* Task details:
Only the number is wanted: how many lines hold the word "образом"?

begin Materials provided

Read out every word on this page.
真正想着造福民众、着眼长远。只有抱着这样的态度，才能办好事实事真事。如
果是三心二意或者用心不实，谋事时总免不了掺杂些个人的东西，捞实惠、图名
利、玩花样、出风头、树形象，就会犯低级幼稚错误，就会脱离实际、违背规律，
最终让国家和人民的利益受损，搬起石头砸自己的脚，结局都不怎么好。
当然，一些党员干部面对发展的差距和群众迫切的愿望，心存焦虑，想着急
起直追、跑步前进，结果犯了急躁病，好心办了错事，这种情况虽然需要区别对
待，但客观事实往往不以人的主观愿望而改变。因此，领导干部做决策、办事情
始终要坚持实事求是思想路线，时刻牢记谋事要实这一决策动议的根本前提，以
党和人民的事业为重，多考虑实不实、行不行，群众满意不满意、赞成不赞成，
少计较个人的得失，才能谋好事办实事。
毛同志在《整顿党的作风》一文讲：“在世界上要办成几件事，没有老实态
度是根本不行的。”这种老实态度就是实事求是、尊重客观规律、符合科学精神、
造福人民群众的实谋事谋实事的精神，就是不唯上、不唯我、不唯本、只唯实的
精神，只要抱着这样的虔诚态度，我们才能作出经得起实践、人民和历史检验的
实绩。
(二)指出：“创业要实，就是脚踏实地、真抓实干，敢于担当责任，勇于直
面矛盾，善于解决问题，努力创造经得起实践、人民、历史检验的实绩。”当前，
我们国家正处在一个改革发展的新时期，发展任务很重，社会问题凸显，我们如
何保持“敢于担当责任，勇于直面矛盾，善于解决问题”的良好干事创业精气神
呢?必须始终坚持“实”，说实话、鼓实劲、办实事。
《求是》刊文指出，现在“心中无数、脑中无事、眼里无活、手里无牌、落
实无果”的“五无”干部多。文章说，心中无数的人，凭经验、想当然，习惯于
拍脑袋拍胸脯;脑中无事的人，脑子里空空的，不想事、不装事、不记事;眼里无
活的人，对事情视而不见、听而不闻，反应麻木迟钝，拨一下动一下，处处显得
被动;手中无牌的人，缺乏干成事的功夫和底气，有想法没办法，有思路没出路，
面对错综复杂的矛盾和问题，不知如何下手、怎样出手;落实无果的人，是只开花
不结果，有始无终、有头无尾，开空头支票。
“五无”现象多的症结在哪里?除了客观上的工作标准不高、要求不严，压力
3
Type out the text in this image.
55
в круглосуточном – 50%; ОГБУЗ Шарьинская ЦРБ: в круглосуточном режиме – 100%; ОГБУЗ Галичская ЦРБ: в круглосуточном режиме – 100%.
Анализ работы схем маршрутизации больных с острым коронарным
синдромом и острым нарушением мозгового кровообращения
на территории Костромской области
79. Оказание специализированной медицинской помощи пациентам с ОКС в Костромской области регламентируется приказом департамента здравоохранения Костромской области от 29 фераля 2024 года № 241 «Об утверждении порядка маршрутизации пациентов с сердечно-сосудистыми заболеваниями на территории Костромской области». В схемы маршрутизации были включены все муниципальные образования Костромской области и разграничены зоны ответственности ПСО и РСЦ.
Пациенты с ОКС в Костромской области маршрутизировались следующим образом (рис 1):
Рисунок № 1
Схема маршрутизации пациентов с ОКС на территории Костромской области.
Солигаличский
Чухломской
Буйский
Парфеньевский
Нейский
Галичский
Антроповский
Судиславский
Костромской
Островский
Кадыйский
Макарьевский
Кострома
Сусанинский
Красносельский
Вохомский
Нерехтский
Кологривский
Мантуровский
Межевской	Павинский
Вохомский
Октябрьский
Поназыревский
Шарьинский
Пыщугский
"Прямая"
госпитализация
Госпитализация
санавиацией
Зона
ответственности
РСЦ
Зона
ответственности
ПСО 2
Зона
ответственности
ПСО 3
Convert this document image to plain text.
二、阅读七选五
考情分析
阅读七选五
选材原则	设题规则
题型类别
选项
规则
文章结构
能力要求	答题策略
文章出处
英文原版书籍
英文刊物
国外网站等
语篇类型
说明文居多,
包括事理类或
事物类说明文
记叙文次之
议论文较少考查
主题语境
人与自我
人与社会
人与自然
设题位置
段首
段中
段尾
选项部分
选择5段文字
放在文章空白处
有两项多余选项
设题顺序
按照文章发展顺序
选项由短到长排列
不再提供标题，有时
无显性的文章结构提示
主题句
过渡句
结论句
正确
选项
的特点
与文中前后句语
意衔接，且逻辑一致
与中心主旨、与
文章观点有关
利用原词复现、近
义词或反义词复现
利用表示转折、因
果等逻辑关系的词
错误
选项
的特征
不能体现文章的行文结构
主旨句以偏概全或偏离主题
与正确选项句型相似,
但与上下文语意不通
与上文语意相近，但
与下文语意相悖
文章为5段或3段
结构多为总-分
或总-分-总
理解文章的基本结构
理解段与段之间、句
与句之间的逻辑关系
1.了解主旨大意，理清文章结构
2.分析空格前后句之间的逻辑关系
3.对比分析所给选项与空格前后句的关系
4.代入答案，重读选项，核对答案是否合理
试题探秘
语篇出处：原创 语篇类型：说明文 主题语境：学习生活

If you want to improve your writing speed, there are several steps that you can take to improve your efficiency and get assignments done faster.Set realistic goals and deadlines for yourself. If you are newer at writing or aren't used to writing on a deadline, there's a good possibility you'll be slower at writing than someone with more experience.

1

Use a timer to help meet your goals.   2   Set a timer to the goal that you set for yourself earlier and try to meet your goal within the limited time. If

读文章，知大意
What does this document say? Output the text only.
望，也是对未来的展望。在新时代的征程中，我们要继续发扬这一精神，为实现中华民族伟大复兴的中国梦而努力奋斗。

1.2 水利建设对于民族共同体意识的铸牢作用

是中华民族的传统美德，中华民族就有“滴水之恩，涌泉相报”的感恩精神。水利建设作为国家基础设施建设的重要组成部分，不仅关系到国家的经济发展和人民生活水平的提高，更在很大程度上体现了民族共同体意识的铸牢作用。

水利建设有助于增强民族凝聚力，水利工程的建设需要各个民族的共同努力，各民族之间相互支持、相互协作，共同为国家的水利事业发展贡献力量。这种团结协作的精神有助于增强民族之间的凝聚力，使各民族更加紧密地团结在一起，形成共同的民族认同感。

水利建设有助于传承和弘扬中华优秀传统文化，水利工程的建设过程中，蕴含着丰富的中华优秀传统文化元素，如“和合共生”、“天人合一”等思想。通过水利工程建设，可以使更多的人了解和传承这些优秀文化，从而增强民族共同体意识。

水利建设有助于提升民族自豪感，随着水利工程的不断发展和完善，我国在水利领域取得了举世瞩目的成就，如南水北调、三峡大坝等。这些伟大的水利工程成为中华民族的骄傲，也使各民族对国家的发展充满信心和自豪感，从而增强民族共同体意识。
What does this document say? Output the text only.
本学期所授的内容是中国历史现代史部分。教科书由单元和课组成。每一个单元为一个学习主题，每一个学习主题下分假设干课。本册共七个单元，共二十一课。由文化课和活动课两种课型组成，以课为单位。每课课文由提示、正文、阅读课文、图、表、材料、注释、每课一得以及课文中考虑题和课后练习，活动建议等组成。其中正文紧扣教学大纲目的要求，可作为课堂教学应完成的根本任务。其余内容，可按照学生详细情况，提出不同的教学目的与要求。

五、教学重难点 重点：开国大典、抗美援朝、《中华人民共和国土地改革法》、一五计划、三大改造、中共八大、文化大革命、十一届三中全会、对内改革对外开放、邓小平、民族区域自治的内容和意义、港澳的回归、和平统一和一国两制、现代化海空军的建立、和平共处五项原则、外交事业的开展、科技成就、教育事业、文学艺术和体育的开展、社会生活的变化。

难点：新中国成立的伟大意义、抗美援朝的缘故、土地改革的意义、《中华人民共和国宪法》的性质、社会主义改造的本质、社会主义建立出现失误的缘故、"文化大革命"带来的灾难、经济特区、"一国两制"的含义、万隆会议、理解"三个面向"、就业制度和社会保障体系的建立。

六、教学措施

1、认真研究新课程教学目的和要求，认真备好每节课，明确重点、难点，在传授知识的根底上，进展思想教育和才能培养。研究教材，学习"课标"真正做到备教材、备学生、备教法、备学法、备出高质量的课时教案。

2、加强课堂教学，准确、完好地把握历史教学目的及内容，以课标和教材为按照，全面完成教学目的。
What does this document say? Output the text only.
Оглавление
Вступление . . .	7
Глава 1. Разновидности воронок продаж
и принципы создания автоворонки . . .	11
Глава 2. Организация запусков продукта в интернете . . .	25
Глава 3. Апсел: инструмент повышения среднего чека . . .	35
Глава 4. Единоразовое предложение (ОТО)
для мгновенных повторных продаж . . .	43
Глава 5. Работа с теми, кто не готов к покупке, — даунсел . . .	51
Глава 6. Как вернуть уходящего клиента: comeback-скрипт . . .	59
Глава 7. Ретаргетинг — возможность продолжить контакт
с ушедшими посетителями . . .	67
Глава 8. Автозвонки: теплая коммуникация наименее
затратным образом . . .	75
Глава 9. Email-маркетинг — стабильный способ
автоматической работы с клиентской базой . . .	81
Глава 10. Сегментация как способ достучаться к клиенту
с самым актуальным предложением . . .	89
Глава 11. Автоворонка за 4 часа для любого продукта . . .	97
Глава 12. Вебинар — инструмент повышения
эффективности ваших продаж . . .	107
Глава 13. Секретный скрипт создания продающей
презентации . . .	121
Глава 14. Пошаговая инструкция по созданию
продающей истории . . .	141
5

end Materials provided

* Solution:
2